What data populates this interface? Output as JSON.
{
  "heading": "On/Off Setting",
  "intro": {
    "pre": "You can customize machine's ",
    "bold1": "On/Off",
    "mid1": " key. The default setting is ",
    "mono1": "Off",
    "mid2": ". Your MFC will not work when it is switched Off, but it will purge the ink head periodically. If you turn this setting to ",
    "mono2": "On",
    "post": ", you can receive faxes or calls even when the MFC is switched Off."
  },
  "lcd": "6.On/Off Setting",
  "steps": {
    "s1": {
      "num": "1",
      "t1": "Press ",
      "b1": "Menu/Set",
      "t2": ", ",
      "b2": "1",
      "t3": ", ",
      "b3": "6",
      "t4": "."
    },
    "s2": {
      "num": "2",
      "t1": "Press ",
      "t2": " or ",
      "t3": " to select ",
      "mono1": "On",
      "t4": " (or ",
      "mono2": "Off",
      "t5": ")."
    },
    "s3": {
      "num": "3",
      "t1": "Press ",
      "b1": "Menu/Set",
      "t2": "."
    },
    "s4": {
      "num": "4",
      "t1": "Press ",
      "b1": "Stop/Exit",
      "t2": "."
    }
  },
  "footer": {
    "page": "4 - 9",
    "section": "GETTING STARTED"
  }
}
□ □ □
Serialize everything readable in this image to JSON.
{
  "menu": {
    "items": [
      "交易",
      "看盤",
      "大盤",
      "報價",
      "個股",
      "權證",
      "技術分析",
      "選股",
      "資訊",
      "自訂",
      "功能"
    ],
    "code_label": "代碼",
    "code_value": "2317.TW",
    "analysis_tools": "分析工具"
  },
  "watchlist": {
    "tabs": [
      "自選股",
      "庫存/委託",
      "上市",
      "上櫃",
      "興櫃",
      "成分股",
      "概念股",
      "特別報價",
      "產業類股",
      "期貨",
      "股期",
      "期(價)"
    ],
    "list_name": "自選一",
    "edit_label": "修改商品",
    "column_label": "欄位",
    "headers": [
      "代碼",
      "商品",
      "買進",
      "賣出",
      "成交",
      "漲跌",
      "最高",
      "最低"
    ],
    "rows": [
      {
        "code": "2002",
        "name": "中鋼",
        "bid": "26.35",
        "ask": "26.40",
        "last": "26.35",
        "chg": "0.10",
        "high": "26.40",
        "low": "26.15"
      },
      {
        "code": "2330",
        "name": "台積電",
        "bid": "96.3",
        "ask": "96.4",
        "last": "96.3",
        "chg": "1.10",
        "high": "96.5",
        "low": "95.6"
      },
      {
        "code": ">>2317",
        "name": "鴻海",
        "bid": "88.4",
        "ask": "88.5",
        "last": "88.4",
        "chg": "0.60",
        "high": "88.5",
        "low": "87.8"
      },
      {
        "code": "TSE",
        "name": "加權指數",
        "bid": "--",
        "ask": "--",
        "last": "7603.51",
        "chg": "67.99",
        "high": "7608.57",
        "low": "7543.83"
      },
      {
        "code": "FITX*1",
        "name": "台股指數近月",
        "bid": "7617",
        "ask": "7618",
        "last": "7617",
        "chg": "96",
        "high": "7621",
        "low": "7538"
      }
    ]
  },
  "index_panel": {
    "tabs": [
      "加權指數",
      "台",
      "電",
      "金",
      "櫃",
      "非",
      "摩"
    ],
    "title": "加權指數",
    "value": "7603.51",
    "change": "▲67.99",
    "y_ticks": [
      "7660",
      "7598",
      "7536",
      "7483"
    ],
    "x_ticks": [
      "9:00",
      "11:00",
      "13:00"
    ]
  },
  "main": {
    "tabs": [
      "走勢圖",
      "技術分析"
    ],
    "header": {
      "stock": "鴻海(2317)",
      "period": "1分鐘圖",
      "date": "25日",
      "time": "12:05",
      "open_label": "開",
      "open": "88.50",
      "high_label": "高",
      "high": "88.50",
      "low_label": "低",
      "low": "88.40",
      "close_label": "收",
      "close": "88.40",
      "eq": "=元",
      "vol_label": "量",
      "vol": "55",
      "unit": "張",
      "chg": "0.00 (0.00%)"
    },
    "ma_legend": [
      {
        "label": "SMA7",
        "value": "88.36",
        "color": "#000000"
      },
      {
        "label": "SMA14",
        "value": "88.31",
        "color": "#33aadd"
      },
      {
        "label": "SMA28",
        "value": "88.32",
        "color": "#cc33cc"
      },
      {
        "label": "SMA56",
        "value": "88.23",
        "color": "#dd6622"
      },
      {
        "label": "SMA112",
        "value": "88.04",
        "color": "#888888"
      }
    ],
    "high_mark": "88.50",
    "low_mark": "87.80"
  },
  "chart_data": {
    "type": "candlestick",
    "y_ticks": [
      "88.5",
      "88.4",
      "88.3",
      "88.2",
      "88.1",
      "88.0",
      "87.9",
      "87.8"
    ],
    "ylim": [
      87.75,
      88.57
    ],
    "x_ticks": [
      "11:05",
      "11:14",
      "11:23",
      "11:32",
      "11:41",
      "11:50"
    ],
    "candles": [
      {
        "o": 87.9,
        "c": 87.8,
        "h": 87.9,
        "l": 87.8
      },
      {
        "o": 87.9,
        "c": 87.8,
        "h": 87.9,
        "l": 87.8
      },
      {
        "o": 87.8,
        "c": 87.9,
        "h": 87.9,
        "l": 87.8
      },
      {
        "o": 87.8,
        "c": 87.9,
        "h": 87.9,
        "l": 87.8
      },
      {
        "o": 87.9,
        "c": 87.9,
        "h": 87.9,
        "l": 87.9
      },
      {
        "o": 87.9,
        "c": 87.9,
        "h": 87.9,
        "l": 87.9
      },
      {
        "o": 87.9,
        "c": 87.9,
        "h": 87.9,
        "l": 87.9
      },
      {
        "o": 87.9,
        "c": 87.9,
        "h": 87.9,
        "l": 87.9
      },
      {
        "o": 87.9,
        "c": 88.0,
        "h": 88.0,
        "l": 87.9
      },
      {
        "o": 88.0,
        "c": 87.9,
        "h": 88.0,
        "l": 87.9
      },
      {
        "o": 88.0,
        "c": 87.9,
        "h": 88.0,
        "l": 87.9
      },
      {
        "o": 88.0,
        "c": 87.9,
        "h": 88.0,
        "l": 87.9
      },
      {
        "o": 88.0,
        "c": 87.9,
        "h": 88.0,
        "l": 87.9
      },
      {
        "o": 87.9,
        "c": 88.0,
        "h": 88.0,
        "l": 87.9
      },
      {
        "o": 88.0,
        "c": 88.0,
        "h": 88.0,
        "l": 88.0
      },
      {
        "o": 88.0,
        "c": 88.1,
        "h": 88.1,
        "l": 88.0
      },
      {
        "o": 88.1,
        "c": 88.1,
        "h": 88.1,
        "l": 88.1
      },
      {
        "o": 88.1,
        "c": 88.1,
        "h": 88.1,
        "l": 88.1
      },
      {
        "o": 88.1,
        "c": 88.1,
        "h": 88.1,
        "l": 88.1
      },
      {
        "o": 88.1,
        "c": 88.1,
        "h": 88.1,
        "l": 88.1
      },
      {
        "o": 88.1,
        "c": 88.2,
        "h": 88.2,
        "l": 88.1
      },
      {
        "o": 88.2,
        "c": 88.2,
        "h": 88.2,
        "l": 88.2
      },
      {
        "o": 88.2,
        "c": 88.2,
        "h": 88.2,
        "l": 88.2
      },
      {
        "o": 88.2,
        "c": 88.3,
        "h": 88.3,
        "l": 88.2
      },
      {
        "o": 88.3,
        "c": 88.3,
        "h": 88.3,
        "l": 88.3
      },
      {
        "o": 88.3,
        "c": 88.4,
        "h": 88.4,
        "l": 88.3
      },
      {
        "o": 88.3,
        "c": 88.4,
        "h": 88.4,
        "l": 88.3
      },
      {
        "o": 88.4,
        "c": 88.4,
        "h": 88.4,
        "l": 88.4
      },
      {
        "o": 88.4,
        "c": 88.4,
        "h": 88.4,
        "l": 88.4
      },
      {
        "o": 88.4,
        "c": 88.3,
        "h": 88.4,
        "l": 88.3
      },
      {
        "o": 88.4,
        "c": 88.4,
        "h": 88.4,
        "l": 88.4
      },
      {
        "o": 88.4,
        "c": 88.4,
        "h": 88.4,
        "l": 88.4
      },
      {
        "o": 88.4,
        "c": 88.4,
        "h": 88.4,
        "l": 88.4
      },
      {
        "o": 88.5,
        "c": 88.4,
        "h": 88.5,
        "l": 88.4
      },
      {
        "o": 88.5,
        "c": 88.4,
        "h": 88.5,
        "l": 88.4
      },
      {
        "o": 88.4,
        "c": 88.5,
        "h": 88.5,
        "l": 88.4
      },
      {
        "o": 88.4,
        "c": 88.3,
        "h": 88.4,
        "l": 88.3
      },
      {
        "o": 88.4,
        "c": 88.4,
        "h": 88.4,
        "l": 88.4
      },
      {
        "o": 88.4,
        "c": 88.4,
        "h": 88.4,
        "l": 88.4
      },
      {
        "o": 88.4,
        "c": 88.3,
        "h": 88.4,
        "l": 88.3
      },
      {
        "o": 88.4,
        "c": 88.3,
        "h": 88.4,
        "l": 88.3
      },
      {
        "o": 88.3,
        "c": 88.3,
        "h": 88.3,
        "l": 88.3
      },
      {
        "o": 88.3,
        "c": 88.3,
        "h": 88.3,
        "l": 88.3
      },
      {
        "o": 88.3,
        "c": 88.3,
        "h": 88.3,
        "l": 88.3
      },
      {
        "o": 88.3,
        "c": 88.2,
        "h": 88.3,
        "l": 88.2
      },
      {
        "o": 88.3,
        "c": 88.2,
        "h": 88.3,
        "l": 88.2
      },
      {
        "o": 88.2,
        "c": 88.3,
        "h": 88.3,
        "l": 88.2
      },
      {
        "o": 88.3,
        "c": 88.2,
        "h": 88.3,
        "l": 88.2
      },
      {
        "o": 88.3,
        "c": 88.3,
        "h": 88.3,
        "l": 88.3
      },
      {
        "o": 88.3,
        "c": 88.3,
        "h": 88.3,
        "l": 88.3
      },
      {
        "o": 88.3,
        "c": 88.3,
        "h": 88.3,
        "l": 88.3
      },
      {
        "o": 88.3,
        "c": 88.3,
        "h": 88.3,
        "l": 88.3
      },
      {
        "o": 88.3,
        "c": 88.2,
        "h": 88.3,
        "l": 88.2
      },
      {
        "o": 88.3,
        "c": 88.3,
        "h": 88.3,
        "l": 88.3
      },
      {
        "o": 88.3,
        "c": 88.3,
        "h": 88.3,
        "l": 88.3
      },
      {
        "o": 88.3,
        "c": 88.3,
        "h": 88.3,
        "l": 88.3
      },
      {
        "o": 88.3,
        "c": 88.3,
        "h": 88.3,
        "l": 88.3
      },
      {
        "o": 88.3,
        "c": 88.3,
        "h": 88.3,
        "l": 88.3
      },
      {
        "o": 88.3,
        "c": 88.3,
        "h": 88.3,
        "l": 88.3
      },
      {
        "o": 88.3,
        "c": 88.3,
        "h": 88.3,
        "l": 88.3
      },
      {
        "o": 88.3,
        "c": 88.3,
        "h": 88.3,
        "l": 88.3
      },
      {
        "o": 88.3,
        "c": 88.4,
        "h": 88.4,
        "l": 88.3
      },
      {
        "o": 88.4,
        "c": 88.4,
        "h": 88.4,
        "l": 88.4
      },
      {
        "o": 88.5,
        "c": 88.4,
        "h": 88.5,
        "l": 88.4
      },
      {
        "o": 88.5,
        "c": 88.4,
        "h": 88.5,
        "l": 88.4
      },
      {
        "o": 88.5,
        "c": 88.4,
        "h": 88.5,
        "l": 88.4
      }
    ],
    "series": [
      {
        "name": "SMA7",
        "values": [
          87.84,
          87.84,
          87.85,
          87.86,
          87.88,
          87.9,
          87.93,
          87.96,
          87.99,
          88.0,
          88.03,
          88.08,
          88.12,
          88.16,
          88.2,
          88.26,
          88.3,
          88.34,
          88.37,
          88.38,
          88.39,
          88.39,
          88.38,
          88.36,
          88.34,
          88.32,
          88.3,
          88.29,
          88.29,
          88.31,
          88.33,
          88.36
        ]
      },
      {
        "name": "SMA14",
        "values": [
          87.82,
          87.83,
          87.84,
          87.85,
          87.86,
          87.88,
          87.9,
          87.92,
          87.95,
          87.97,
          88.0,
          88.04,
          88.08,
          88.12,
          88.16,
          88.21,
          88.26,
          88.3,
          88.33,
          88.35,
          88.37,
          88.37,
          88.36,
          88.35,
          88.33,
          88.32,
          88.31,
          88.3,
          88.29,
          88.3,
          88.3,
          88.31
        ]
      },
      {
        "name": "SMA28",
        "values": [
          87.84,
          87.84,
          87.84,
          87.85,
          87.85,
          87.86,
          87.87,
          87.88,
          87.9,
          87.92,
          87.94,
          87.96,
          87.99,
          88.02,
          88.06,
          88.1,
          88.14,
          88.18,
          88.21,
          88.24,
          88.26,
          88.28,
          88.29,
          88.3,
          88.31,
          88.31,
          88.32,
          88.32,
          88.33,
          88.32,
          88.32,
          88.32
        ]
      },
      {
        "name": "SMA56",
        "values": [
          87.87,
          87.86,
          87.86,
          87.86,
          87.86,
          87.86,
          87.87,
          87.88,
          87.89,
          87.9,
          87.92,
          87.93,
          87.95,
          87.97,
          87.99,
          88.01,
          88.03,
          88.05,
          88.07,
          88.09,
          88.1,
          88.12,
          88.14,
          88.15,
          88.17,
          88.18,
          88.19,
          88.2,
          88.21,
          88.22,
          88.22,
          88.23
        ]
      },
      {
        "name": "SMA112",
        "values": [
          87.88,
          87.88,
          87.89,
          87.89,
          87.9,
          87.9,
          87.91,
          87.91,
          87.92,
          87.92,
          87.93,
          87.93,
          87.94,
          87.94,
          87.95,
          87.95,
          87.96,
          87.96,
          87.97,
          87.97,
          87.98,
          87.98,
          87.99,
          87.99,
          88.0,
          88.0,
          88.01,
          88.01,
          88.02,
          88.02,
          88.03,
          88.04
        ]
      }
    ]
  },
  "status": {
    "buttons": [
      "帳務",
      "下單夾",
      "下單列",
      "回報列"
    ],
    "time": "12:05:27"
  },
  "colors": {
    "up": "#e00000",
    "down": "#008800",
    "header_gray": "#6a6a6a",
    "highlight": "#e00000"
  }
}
□ □ □
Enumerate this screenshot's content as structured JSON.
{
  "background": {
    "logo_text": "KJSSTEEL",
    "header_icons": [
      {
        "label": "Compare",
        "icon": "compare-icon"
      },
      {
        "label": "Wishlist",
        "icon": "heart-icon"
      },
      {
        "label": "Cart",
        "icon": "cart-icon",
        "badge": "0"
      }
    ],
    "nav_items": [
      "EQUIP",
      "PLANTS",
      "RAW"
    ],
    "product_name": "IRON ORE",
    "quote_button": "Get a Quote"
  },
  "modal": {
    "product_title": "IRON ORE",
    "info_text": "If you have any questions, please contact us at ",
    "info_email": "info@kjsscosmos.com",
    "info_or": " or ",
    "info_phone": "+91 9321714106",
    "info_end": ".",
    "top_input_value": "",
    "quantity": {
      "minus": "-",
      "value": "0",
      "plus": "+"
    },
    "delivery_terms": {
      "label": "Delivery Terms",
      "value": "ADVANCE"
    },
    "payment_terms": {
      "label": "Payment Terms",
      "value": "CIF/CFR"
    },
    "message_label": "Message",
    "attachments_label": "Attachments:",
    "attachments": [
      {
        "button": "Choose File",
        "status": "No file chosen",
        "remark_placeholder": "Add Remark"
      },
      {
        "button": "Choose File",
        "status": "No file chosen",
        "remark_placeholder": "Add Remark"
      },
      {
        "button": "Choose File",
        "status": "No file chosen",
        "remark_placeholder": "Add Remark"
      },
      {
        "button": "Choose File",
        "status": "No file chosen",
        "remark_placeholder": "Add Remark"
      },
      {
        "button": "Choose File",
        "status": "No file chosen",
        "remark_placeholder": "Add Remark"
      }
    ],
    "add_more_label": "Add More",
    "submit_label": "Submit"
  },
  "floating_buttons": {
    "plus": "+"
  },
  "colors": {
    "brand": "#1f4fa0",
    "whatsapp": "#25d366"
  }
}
□ □ □
In the entries above, identify every line with the word "this". Copy those lines.

What data populates this interface? Output as JSON.
    "mid2": ". Your MFC will not work when it is switched Off, but it will purge the ink head periodically. If you turn this setting to ",
Serialize everything readable in this image to JSON.
Enumerate this screenshot's content as structured JSON.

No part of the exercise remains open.